* INPUT FOR THIS TASK
[start]
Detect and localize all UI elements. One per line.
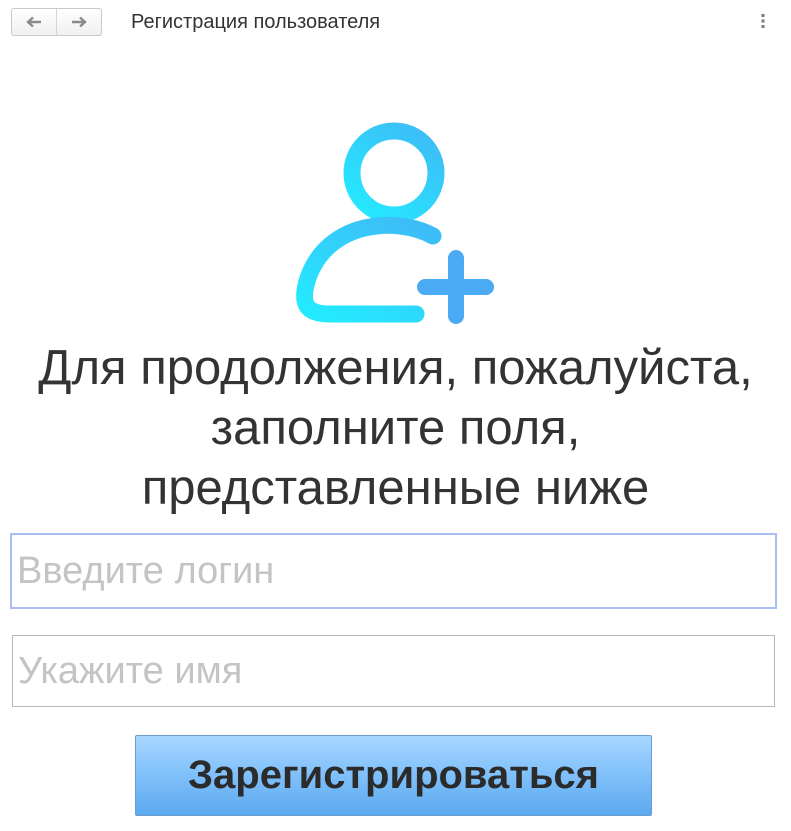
arrow-right-icon	[71, 16, 87, 28]
instruction-text: Для продолжения, пожалуйста, заполните п…	[0, 338, 791, 518]
arrow-left-icon	[26, 16, 42, 28]
forward-button[interactable]	[56, 9, 101, 35]
instruction-line: представленные ниже	[141, 461, 650, 515]
instruction-line: заполните поля,	[210, 401, 581, 455]
window-title: Регистрация пользователя	[131, 11, 381, 33]
user-add-icon	[286, 118, 502, 328]
name-input[interactable]	[12, 635, 775, 707]
instruction-line: Для продолжения, пожалуйста,	[38, 341, 753, 395]
login-input[interactable]	[10, 533, 777, 609]
more-menu-button[interactable]	[755, 9, 771, 33]
title-bar: Регистрация пользователя	[0, 0, 791, 44]
more-vertical-icon	[761, 13, 765, 29]
navigation-buttons	[11, 8, 102, 36]
back-button[interactable]	[12, 9, 56, 35]
register-button[interactable]: Зарегистрироваться	[135, 735, 652, 816]
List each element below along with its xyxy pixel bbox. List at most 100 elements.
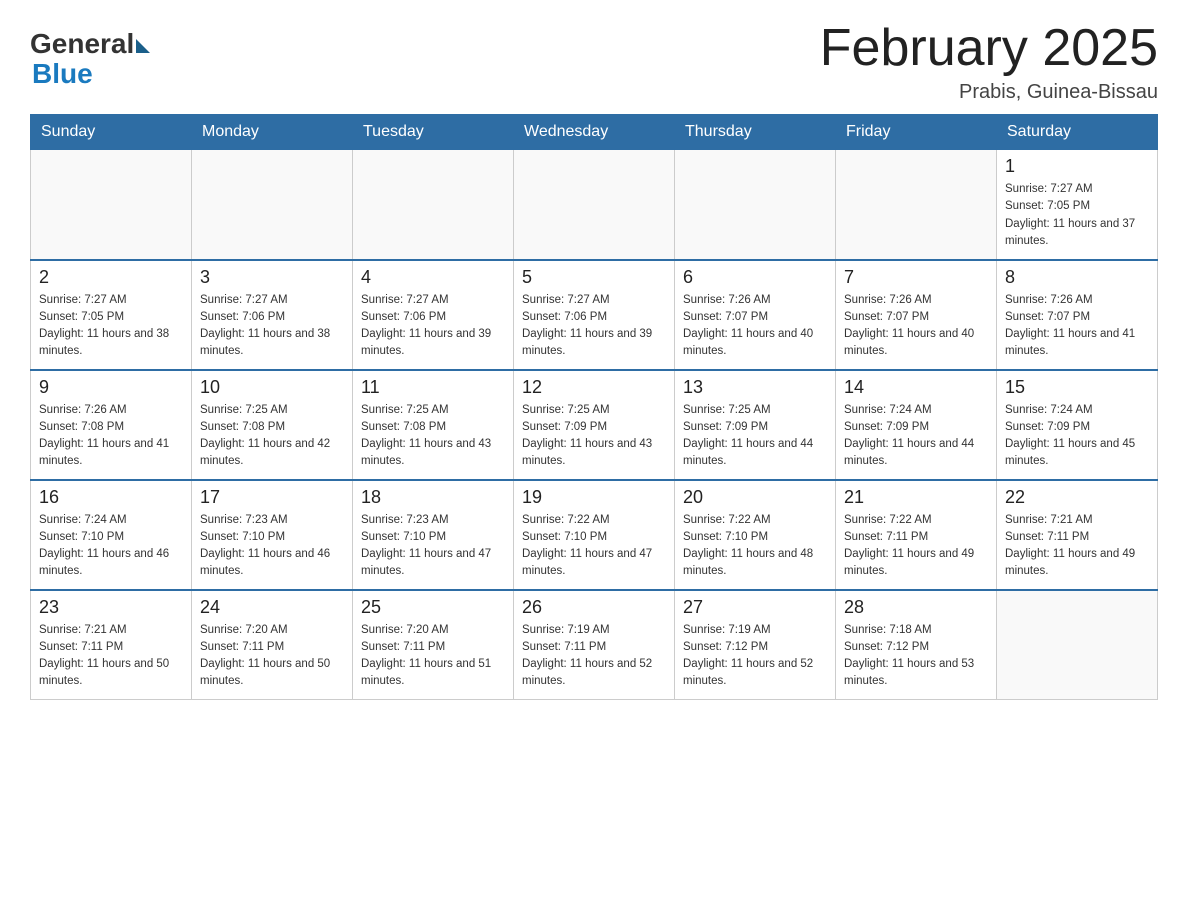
logo-triangle-icon <box>136 39 150 53</box>
cell-sun-info: Sunrise: 7:23 AMSunset: 7:10 PMDaylight:… <box>200 512 344 581</box>
cell-sun-info: Sunrise: 7:27 AMSunset: 7:05 PMDaylight:… <box>39 292 183 361</box>
calendar-table: Sunday Monday Tuesday Wednesday Thursday… <box>30 114 1158 700</box>
calendar-cell: 26Sunrise: 7:19 AMSunset: 7:11 PMDayligh… <box>514 590 675 700</box>
cell-day-number: 19 <box>522 487 666 508</box>
cell-sun-info: Sunrise: 7:25 AMSunset: 7:09 PMDaylight:… <box>522 402 666 471</box>
cell-day-number: 7 <box>844 267 988 288</box>
calendar-cell: 13 Sunrise: 7:25 AMSunset: 7:09 PMDayligh… <box>675 370 836 480</box>
calendar-cell: 5 Sunrise: 7:27 AMSunset: 7:06 PMDaylight… <box>514 260 675 370</box>
calendar-cell: 20 Sunrise: 7:22 AMSunset: 7:10 PMDayligh… <box>675 480 836 590</box>
cell-sun-info: Sunrise: 7:25 AMSunset: 7:09 PMDaylight:… <box>683 402 827 471</box>
calendar-cell: 10 Sunrise: 7:25 AMSunset: 7:08 PMDayligh… <box>192 370 353 480</box>
cell-sun-info: Sunrise: 7:27 AMSunset: 7:06 PMDaylight:… <box>200 292 344 361</box>
cell-day-number: 8 <box>1005 267 1149 288</box>
cell-sun-info: Sunrise: 7:21 AMSunset: 7:11 PMDaylight:… <box>1005 512 1149 581</box>
cell-day-number: 3 <box>200 267 344 288</box>
cell-sun-info: Sunrise: 7:21 AMSunset: 7:11 PMDaylight:… <box>39 622 183 691</box>
calendar-cell: 1Sunrise: 7:27 AMSunset: 7:05 PMDaylight… <box>997 150 1158 260</box>
title-section: February 2025 Prabis, Guinea-Bissau <box>820 20 1158 104</box>
cell-day-number: 25 <box>361 597 505 618</box>
calendar-cell <box>31 150 192 260</box>
cell-day-number: 11 <box>361 377 505 398</box>
cell-day-number: 22 <box>1005 487 1149 508</box>
calendar-cell: 18 Sunrise: 7:23 AMSunset: 7:10 PMDayligh… <box>353 480 514 590</box>
cell-day-number: 2 <box>39 267 183 288</box>
cell-sun-info: Sunrise: 7:19 AMSunset: 7:12 PMDaylight:… <box>683 622 827 691</box>
calendar-cell: 6 Sunrise: 7:26 AMSunset: 7:07 PMDaylight… <box>675 260 836 370</box>
cell-day-number: 12 <box>522 377 666 398</box>
cell-day-number: 20 <box>683 487 827 508</box>
cell-sun-info: Sunrise: 7:22 AMSunset: 7:11 PMDaylight:… <box>844 512 988 581</box>
calendar-cell <box>997 590 1158 700</box>
cell-sun-info: Sunrise: 7:24 AMSunset: 7:09 PMDaylight:… <box>844 402 988 471</box>
calendar-cell: 8 Sunrise: 7:26 AMSunset: 7:07 PMDaylight… <box>997 260 1158 370</box>
calendar-cell <box>514 150 675 260</box>
calendar-cell <box>675 150 836 260</box>
col-friday: Friday <box>836 115 997 150</box>
cell-sun-info: Sunrise: 7:25 AMSunset: 7:08 PMDaylight:… <box>200 402 344 471</box>
cell-sun-info: Sunrise: 7:24 AMSunset: 7:09 PMDaylight:… <box>1005 402 1149 471</box>
calendar-cell: 22 Sunrise: 7:21 AMSunset: 7:11 PMDayligh… <box>997 480 1158 590</box>
cell-sun-info: Sunrise: 7:27 AMSunset: 7:06 PMDaylight:… <box>361 292 505 361</box>
col-tuesday: Tuesday <box>353 115 514 150</box>
calendar-cell: 2 Sunrise: 7:27 AMSunset: 7:05 PMDaylight… <box>31 260 192 370</box>
cell-day-number: 18 <box>361 487 505 508</box>
cell-sun-info: Sunrise: 7:26 AMSunset: 7:07 PMDaylight:… <box>844 292 988 361</box>
col-sunday: Sunday <box>31 115 192 150</box>
calendar-cell: 24 Sunrise: 7:20 AMSunset: 7:11 PMDayligh… <box>192 590 353 700</box>
cell-sun-info: Sunrise: 7:27 AMSunset: 7:05 PMDaylight:… <box>1005 181 1149 250</box>
calendar-cell: 21 Sunrise: 7:22 AMSunset: 7:11 PMDayligh… <box>836 480 997 590</box>
calendar-cell: 9 Sunrise: 7:26 AMSunset: 7:08 PMDaylight… <box>31 370 192 480</box>
cell-sun-info: Sunrise: 7:22 AMSunset: 7:10 PMDaylight:… <box>522 512 666 581</box>
calendar-cell: 11 Sunrise: 7:25 AMSunset: 7:08 PMDayligh… <box>353 370 514 480</box>
col-monday: Monday <box>192 115 353 150</box>
calendar-cell <box>192 150 353 260</box>
cell-day-number: 21 <box>844 487 988 508</box>
cell-sun-info: Sunrise: 7:27 AMSunset: 7:06 PMDaylight:… <box>522 292 666 361</box>
cell-day-number: 5 <box>522 267 666 288</box>
col-wednesday: Wednesday <box>514 115 675 150</box>
logo: General Blue <box>30 30 150 90</box>
col-thursday: Thursday <box>675 115 836 150</box>
cell-day-number: 13 <box>683 377 827 398</box>
calendar-cell: 12 Sunrise: 7:25 AMSunset: 7:09 PMDayligh… <box>514 370 675 480</box>
cell-sun-info: Sunrise: 7:20 AMSunset: 7:11 PMDaylight:… <box>200 622 344 691</box>
calendar-title: February 2025 <box>820 20 1158 77</box>
cell-day-number: 28 <box>844 597 988 618</box>
cell-sun-info: Sunrise: 7:20 AMSunset: 7:11 PMDaylight:… <box>361 622 505 691</box>
calendar-week-row-3: 9 Sunrise: 7:26 AMSunset: 7:08 PMDaylight… <box>31 370 1158 480</box>
calendar-header-row: Sunday Monday Tuesday Wednesday Thursday… <box>31 115 1158 150</box>
calendar-cell: 14 Sunrise: 7:24 AMSunset: 7:09 PMDayligh… <box>836 370 997 480</box>
cell-day-number: 9 <box>39 377 183 398</box>
calendar-cell: 23Sunrise: 7:21 AMSunset: 7:11 PMDayligh… <box>31 590 192 700</box>
calendar-week-row-1: 1Sunrise: 7:27 AMSunset: 7:05 PMDaylight… <box>31 150 1158 260</box>
calendar-cell: 4Sunrise: 7:27 AMSunset: 7:06 PMDaylight… <box>353 260 514 370</box>
cell-day-number: 15 <box>1005 377 1149 398</box>
cell-day-number: 17 <box>200 487 344 508</box>
cell-day-number: 14 <box>844 377 988 398</box>
cell-sun-info: Sunrise: 7:24 AMSunset: 7:10 PMDaylight:… <box>39 512 183 581</box>
cell-day-number: 24 <box>200 597 344 618</box>
cell-day-number: 10 <box>200 377 344 398</box>
cell-day-number: 6 <box>683 267 827 288</box>
calendar-cell: 15 Sunrise: 7:24 AMSunset: 7:09 PMDayligh… <box>997 370 1158 480</box>
calendar-cell: 27 Sunrise: 7:19 AMSunset: 7:12 PMDayligh… <box>675 590 836 700</box>
calendar-cell: 28Sunrise: 7:18 AMSunset: 7:12 PMDayligh… <box>836 590 997 700</box>
page-header: General Blue February 2025 Prabis, Guine… <box>30 20 1158 104</box>
calendar-cell: 19 Sunrise: 7:22 AMSunset: 7:10 PMDayligh… <box>514 480 675 590</box>
calendar-week-row-4: 16 Sunrise: 7:24 AMSunset: 7:10 PMDayligh… <box>31 480 1158 590</box>
cell-sun-info: Sunrise: 7:26 AMSunset: 7:08 PMDaylight:… <box>39 402 183 471</box>
calendar-week-row-5: 23Sunrise: 7:21 AMSunset: 7:11 PMDayligh… <box>31 590 1158 700</box>
calendar-cell: 25 Sunrise: 7:20 AMSunset: 7:11 PMDayligh… <box>353 590 514 700</box>
cell-sun-info: Sunrise: 7:22 AMSunset: 7:10 PMDaylight:… <box>683 512 827 581</box>
cell-sun-info: Sunrise: 7:26 AMSunset: 7:07 PMDaylight:… <box>1005 292 1149 361</box>
calendar-week-row-2: 2 Sunrise: 7:27 AMSunset: 7:05 PMDaylight… <box>31 260 1158 370</box>
cell-sun-info: Sunrise: 7:19 AMSunset: 7:11 PMDaylight:… <box>522 622 666 691</box>
calendar-cell <box>836 150 997 260</box>
cell-sun-info: Sunrise: 7:26 AMSunset: 7:07 PMDaylight:… <box>683 292 827 361</box>
calendar-subtitle: Prabis, Guinea-Bissau <box>820 81 1158 104</box>
cell-day-number: 16 <box>39 487 183 508</box>
cell-sun-info: Sunrise: 7:23 AMSunset: 7:10 PMDaylight:… <box>361 512 505 581</box>
cell-sun-info: Sunrise: 7:25 AMSunset: 7:08 PMDaylight:… <box>361 402 505 471</box>
cell-day-number: 27 <box>683 597 827 618</box>
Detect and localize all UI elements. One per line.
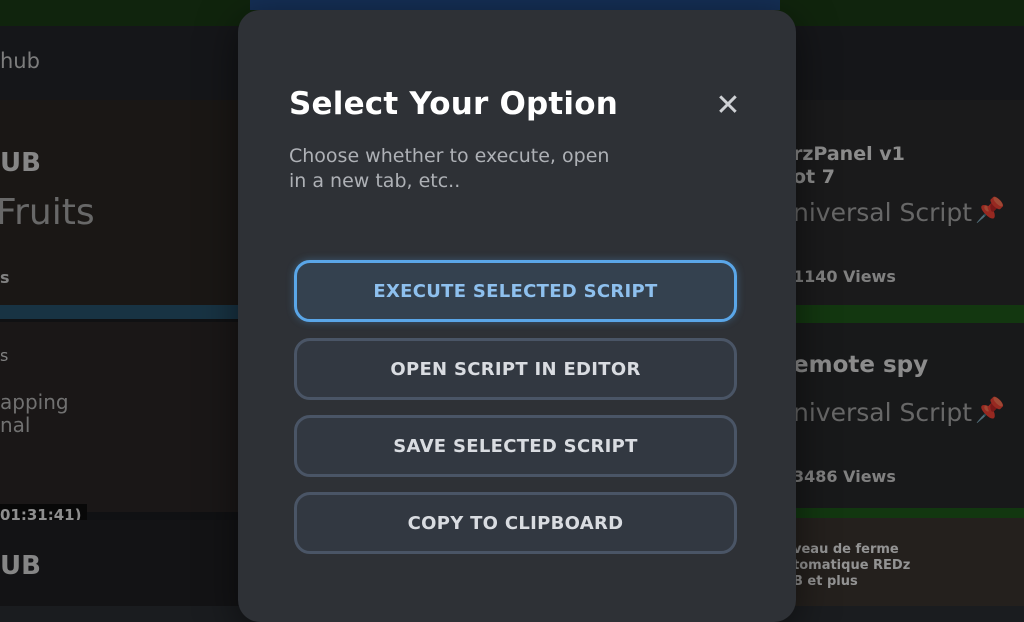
copy-to-clipboard-button[interactable]: COPY TO CLIPBOARD xyxy=(294,492,737,554)
close-icon[interactable]: ✕ xyxy=(712,90,744,122)
execute-selected-script-button[interactable]: EXECUTE SELECTED SCRIPT xyxy=(294,260,737,322)
open-script-in-editor-button[interactable]: OPEN SCRIPT IN EDITOR xyxy=(294,338,737,400)
modal-title: Select Your Option xyxy=(289,86,618,122)
save-selected-script-button[interactable]: SAVE SELECTED SCRIPT xyxy=(294,415,737,477)
modal-description: Choose whether to execute, open in a new… xyxy=(289,145,610,192)
select-option-modal: Select Your Option ✕ Choose whether to e… xyxy=(238,10,796,622)
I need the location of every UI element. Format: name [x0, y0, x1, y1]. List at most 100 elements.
[end]
* STATED TASK
Copy out verbatim the lines of the items from the one containing "logo-triangle-icon <box>136 39 150 53</box>" through the one containing "cell-sun-info: Sunrise: 7:27 AMSunset: 7:05 PMDaylight:… <box>39", both ends included.

* COMPLETE ANSWER
logo-triangle-icon <box>136 39 150 53</box>
cell-sun-info: Sunrise: 7:23 AMSunset: 7:10 PMDaylight:… <box>200 512 344 581</box>
cell-sun-info: Sunrise: 7:27 AMSunset: 7:05 PMDaylight:… <box>39 292 183 361</box>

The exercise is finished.